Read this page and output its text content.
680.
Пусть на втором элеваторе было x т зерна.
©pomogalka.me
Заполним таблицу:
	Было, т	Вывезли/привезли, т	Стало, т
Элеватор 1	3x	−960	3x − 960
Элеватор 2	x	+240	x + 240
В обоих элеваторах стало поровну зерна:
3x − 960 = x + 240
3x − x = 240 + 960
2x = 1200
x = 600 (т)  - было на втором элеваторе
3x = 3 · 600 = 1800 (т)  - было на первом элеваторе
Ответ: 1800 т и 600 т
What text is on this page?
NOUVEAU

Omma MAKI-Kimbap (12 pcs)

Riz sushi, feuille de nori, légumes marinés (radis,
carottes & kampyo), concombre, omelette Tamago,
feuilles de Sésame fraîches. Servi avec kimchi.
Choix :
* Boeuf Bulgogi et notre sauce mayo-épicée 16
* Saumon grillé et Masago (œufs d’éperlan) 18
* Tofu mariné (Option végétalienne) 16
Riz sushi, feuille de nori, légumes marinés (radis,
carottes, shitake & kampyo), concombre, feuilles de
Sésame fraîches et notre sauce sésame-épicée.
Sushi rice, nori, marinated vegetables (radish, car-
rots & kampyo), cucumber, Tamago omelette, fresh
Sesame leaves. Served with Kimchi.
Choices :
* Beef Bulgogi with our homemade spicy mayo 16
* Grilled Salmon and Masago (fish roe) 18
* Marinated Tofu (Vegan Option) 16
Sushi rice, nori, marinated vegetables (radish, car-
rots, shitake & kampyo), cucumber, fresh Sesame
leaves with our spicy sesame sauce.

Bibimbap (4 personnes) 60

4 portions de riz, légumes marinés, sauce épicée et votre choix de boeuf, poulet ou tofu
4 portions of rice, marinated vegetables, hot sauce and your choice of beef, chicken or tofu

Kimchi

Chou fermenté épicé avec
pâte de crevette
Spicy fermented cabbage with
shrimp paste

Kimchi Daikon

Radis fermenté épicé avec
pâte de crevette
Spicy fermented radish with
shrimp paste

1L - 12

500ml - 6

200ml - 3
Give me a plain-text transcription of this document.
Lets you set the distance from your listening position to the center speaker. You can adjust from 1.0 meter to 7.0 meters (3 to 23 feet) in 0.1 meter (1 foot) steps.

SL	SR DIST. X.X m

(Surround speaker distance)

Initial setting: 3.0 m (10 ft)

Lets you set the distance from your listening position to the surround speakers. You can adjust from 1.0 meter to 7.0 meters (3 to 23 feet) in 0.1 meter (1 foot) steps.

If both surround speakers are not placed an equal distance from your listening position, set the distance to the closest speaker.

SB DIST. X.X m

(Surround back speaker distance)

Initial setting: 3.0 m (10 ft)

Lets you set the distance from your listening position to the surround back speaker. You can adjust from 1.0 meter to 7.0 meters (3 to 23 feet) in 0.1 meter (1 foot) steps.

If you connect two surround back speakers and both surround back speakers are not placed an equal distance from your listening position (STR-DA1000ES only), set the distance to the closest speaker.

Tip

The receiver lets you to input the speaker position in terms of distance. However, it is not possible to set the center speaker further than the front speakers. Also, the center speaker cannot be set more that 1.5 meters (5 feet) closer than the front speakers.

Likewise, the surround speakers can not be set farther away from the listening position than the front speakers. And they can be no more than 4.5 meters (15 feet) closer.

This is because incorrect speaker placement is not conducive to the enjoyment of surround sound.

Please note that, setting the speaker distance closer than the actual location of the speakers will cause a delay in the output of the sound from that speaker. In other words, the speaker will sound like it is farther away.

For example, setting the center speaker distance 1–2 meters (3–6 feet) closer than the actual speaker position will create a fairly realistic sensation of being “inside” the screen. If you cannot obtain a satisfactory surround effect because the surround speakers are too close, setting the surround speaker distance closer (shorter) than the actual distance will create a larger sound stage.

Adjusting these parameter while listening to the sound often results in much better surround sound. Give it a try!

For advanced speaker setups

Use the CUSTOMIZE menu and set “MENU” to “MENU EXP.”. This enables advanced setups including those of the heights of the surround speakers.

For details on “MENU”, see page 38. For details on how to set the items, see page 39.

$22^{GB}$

* * * * * * *

● Problem details: Return all of the data precisely as it appears.

● The reply:
Read this page and output its text content.
680.
Пусть на втором элеваторе было x т зерна.
©pomogalka.me
Заполним таблицу:
	Было, т	Вывезли/привезли, т	Стало, т
Элеватор 1	3x	−960	3x − 960
Элеватор 2	x	+240	x + 240
В обоих элеваторах стало поровну зерна:
3x − 960 = x + 240
3x − x = 240 + 960
2x = 1200
x = 600 (т)  - было на втором элеваторе
3x = 3 · 600 = 1800 (т)  - было на первом элеваторе
Ответ: 1800 т и 600 т
What text is on this page?
NOUVEAU

Omma MAKI-Kimbap (12 pcs)

Riz sushi, feuille de nori, légumes marinés (radis,
carottes & kampyo), concombre, omelette Tamago,
feuilles de Sésame fraîches. Servi avec kimchi.
Choix :
* Boeuf Bulgogi et notre sauce mayo-épicée 16
* Saumon grillé et Masago (œufs d’éperlan) 18
* Tofu mariné (Option végétalienne) 16
Riz sushi, feuille de nori, légumes marinés (radis,
carottes, shitake & kampyo), concombre, feuilles de
Sésame fraîches et notre sauce sésame-épicée.
Sushi rice, nori, marinated vegetables (radish, car-
rots & kampyo), cucumber, Tamago omelette, fresh
Sesame leaves. Served with Kimchi.
Choices :
* Beef Bulgogi with our homemade spicy mayo 16
* Grilled Salmon and Masago (fish roe) 18
* Marinated Tofu (Vegan Option) 16
Sushi rice, nori, marinated vegetables (radish, car-
rots, shitake & kampyo), cucumber, fresh Sesame
leaves with our spicy sesame sauce.

Bibimbap (4 personnes) 60

4 portions de riz, légumes marinés, sauce épicée et votre choix de boeuf, poulet ou tofu
4 portions of rice, marinated vegetables, hot sauce and your choice of beef, chicken or tofu

Kimchi

Chou fermenté épicé avec
pâte de crevette
Spicy fermented cabbage with
shrimp paste

Kimchi Daikon

Radis fermenté épicé avec
pâte de crevette
Spicy fermented radish with
shrimp paste

1L - 12

500ml - 6

200ml - 3
Give me a plain-text transcription of this document.
Lets you set the distance from your listening position to the center speaker. You can adjust from 1.0 meter to 7.0 meters (3 to 23 feet) in 0.1 meter (1 foot) steps.

SL	SR DIST. X.X m

(Surround speaker distance)

Initial setting: 3.0 m (10 ft)

Lets you set the distance from your listening position to the surround speakers. You can adjust from 1.0 meter to 7.0 meters (3 to 23 feet) in 0.1 meter (1 foot) steps.

If both surround speakers are not placed an equal distance from your listening position, set the distance to the closest speaker.

SB DIST. X.X m

(Surround back speaker distance)

Initial setting: 3.0 m (10 ft)

Lets you set the distance from your listening position to the surround back speaker. You can adjust from 1.0 meter to 7.0 meters (3 to 23 feet) in 0.1 meter (1 foot) steps.

If you connect two surround back speakers and both surround back speakers are not placed an equal distance from your listening position (STR-DA1000ES only), set the distance to the closest speaker.

Tip

The receiver lets you to input the speaker position in terms of distance. However, it is not possible to set the center speaker further than the front speakers. Also, the center speaker cannot be set more that 1.5 meters (5 feet) closer than the front speakers.

Likewise, the surround speakers can not be set farther away from the listening position than the front speakers. And they can be no more than 4.5 meters (15 feet) closer.

This is because incorrect speaker placement is not conducive to the enjoyment of surround sound.

Please note that, setting the speaker distance closer than the actual location of the speakers will cause a delay in the output of the sound from that speaker. In other words, the speaker will sound like it is farther away.

For example, setting the center speaker distance 1–2 meters (3–6 feet) closer than the actual speaker position will create a fairly realistic sensation of being “inside” the screen. If you cannot obtain a satisfactory surround effect because the surround speakers are too close, setting the surround speaker distance closer (shorter) than the actual distance will create a larger sound stage.

Adjusting these parameter while listening to the sound often results in much better surround sound. Give it a try!

For advanced speaker setups

Use the CUSTOMIZE menu and set “MENU” to “MENU EXP.”. This enables advanced setups including those of the heights of the surround speakers.

For details on “MENU”, see page 38. For details on how to set the items, see page 39.

$22^{GB}$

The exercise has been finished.